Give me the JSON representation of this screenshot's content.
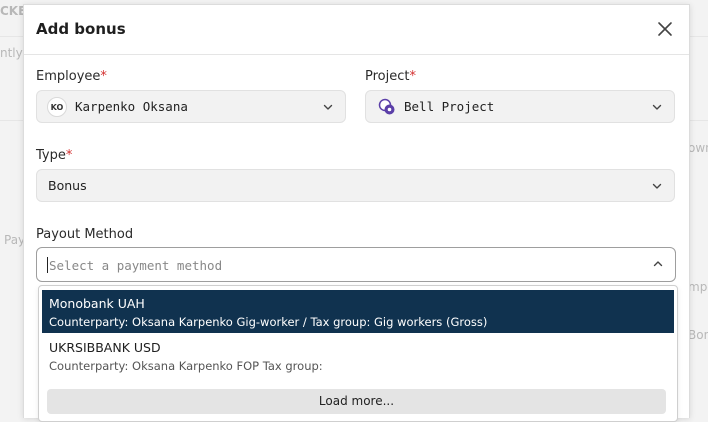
{
  "background": {
    "fragments": [
      "CKE",
      "ntly",
      "ownl",
      "Pay",
      "mpen",
      "Bonu"
    ]
  },
  "modal": {
    "title": "Add bonus",
    "employee": {
      "label": "Employee",
      "required_mark": "*",
      "avatar_initials": "KO",
      "value": "Karpenko Oksana"
    },
    "project": {
      "label": "Project",
      "required_mark": "*",
      "value": "Bell Project",
      "icon": "project-logo-icon"
    },
    "type": {
      "label": "Type",
      "required_mark": "*",
      "value": "Bonus"
    },
    "payout": {
      "label": "Payout Method",
      "placeholder": "Select a payment method",
      "value": ""
    },
    "options": [
      {
        "title": "Monobank UAH",
        "detail": "Counterparty: Oksana Karpenko Gig-worker / Tax group: Gig workers (Gross)",
        "selected": true
      },
      {
        "title": "UKRSIBBANK USD",
        "detail": "Counterparty: Oksana Karpenko FOP Tax group:",
        "selected": false
      }
    ],
    "load_more": "Load more..."
  },
  "colors": {
    "selected_option_bg": "#10324f",
    "required": "#d32f2f",
    "project_icon": "#5b3fa8"
  }
}
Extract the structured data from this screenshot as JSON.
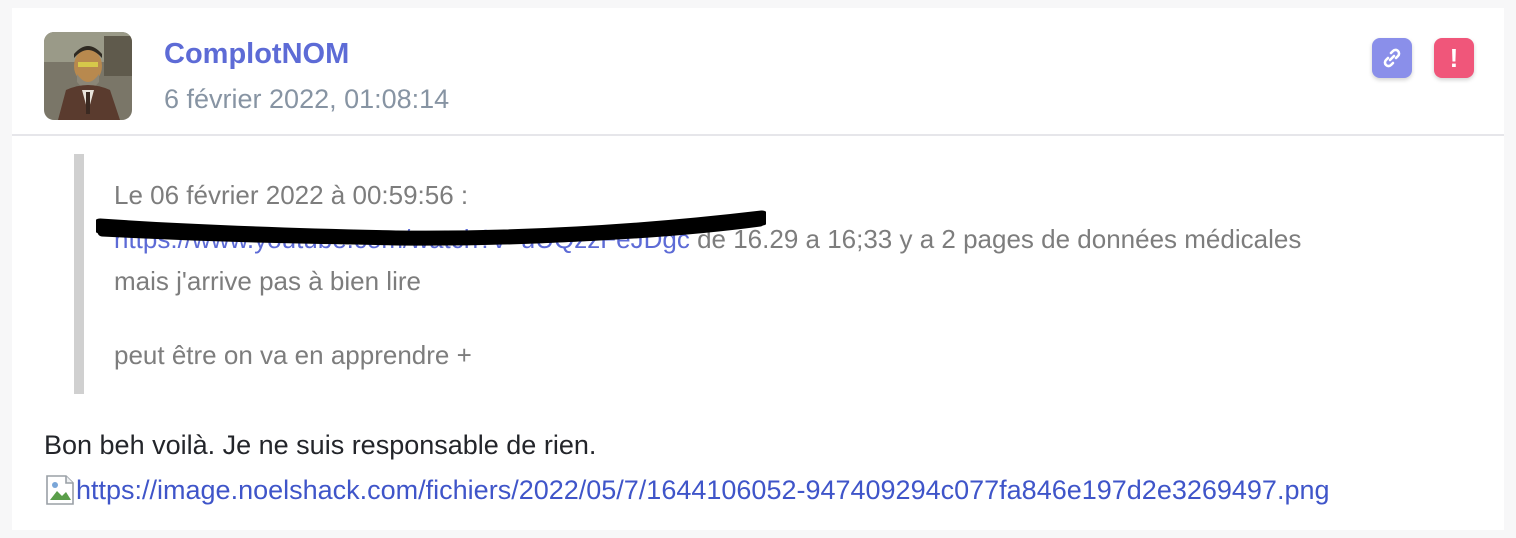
{
  "post": {
    "author": "ComplotNOM",
    "date": "6 février 2022, 01:08:14",
    "actions": {
      "link_icon": "link-icon",
      "report_icon": "exclamation-icon",
      "report_symbol": "!"
    },
    "quote": {
      "header": "Le 06 février 2022 à 00:59:56 :",
      "link_text": "https://www.youtube.com/watch?v=uUQzzFeJDgc",
      "line1_rest": " de 16.29 a 16;33 y a 2 pages de données médicales",
      "line2": "mais j'arrive pas à bien lire",
      "line3": "peut être on va en apprendre +"
    },
    "body": "Bon beh voilà. Je ne suis responsable de rien.",
    "image_link": "https://image.noelshack.com/fichiers/2022/05/7/1644106052-947409294c077fa846e197d2e3269497.png"
  },
  "colors": {
    "author": "#5d6bd6",
    "date": "#8794a3",
    "link_button": "#8a8fea",
    "report_button": "#f0567a",
    "quote_border": "#d0d0d0",
    "quote_text": "#7d7d7d",
    "link": "#3f55c9"
  }
}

* [What to do]: Give back the entries verbatim. Do not include any picture.

* [Result of this task]:
Give me the JSON representation of this screenshot's content.
{
  "background": {
    "fragments": [
      "CKE",
      "ntly",
      "ownl",
      "Pay",
      "mpen",
      "Bonu"
    ]
  },
  "modal": {
    "title": "Add bonus",
    "employee": {
      "label": "Employee",
      "required_mark": "*",
      "avatar_initials": "KO",
      "value": "Karpenko Oksana"
    },
    "project": {
      "label": "Project",
      "required_mark": "*",
      "value": "Bell Project",
      "icon": "project-logo-icon"
    },
    "type": {
      "label": "Type",
      "required_mark": "*",
      "value": "Bonus"
    },
    "payout": {
      "label": "Payout Method",
      "placeholder": "Select a payment method",
      "value": ""
    },
    "options": [
      {
        "title": "Monobank UAH",
        "detail": "Counterparty: Oksana Karpenko Gig-worker / Tax group: Gig workers (Gross)",
        "selected": true
      },
      {
        "title": "UKRSIBBANK USD",
        "detail": "Counterparty: Oksana Karpenko FOP Tax group:",
        "selected": false
      }
    ],
    "load_more": "Load more..."
  },
  "colors": {
    "selected_option_bg": "#10324f",
    "required": "#d32f2f",
    "project_icon": "#5b3fa8"
  }
}
Extract the structured data from this screenshot as JSON.
{
  "post": {
    "author": "ComplotNOM",
    "date": "6 février 2022, 01:08:14",
    "actions": {
      "link_icon": "link-icon",
      "report_icon": "exclamation-icon",
      "report_symbol": "!"
    },
    "quote": {
      "header": "Le 06 février 2022 à 00:59:56 :",
      "link_text": "https://www.youtube.com/watch?v=uUQzzFeJDgc",
      "line1_rest": " de 16.29 a 16;33 y a 2 pages de données médicales",
      "line2": "mais j'arrive pas à bien lire",
      "line3": "peut être on va en apprendre +"
    },
    "body": "Bon beh voilà. Je ne suis responsable de rien.",
    "image_link": "https://image.noelshack.com/fichiers/2022/05/7/1644106052-947409294c077fa846e197d2e3269497.png"
  },
  "colors": {
    "author": "#5d6bd6",
    "date": "#8794a3",
    "link_button": "#8a8fea",
    "report_button": "#f0567a",
    "quote_border": "#d0d0d0",
    "quote_text": "#7d7d7d",
    "link": "#3f55c9"
  }
}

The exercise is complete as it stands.